Data records
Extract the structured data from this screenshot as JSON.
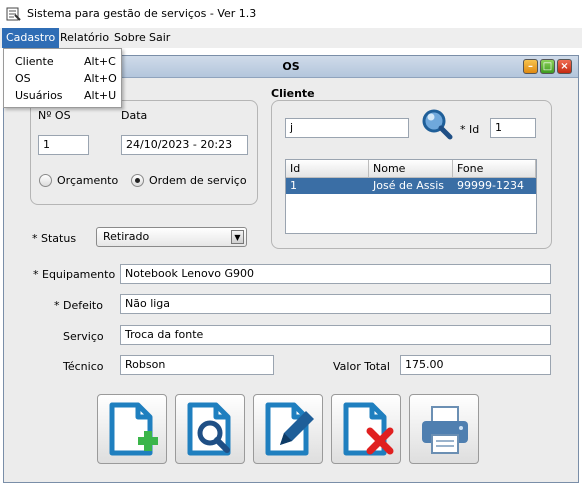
{
  "window": {
    "title": "Sistema para gestão de serviços - Ver 1.3"
  },
  "menubar": [
    "Cadastro",
    "Relatório",
    "Sobre",
    "Sair"
  ],
  "cadastro_menu": [
    {
      "label": "Cliente",
      "shortcut": "Alt+C"
    },
    {
      "label": "OS",
      "shortcut": "Alt+O"
    },
    {
      "label": "Usuários",
      "shortcut": "Alt+U"
    }
  ],
  "frame": {
    "title": "OS"
  },
  "os_group": {
    "number_label": "Nº OS",
    "number_value": "1",
    "date_label": "Data",
    "date_value": "24/10/2023 - 20:23",
    "radio_orcamento": "Orçamento",
    "radio_ordem": "Ordem de serviço",
    "selected_type": "Ordem de serviço"
  },
  "cliente": {
    "title": "Cliente",
    "search_value": "j",
    "id_label": "* Id",
    "id_value": "1",
    "table_headers": [
      "Id",
      "Nome",
      "Fone"
    ],
    "rows": [
      {
        "id": "1",
        "nome": "José de Assis",
        "fone": "99999-1234",
        "selected": true
      }
    ]
  },
  "form": {
    "status_label": "* Status",
    "status_value": "Retirado",
    "equipamento_label": "* Equipamento",
    "equipamento_value": "Notebook Lenovo G900",
    "defeito_label": "* Defeito",
    "defeito_value": "Não liga",
    "servico_label": "Serviço",
    "servico_value": "Troca da fonte",
    "tecnico_label": "Técnico",
    "tecnico_value": "Robson",
    "valor_label": "Valor Total",
    "valor_value": "175.00"
  },
  "actions": [
    "add-icon",
    "search-icon",
    "edit-icon",
    "delete-icon",
    "print-icon"
  ],
  "colors": {
    "accent": "#2f6db5",
    "selection": "#3a6ea5",
    "add": "#3bb54a",
    "delete": "#e02020",
    "doc": "#1f7fbf"
  }
}
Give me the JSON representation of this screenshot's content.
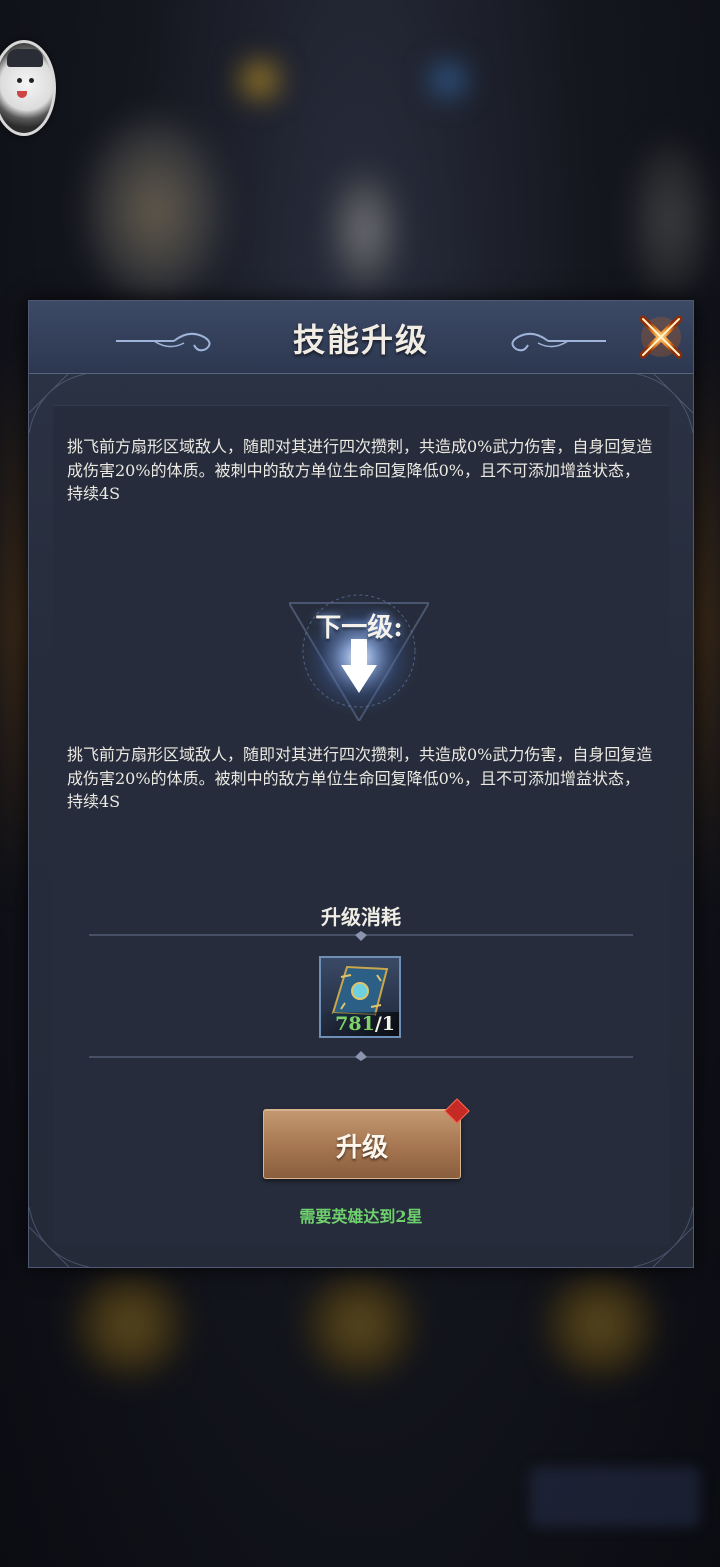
{
  "modal": {
    "title": "技能升级",
    "current_description": "挑飞前方扇形区域敌人，随即对其进行四次攒刺，共造成0%武力伤害，自身回复造成伤害20%的体质。被刺中的敌方单位生命回复降低0%，且不可添加增益状态，持续4S",
    "next_level_label": "下一级:",
    "next_description": "挑飞前方扇形区域敌人，随即对其进行四次攒刺，共造成0%武力伤害，自身回复造成伤害20%的体质。被刺中的敌方单位生命回复降低0%，且不可添加增益状态，持续4S",
    "cost": {
      "title": "升级消耗",
      "item_icon": "skill-book-icon",
      "owned": "781",
      "required": "/1"
    },
    "upgrade_button_label": "升级",
    "requirement_text": "需要英雄达到2星"
  },
  "colors": {
    "owned_count": "#7fd16a",
    "requirement_text": "#6fd06e",
    "button_bronze": "#a57550",
    "notification_dot": "#c52a24"
  }
}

**What is needed**
Search the entries for the word "screenshot" and copy every line that has it.

**Task output**
Extract the structured data from this screenshot as JSON.
Give me the JSON representation of this screenshot's content.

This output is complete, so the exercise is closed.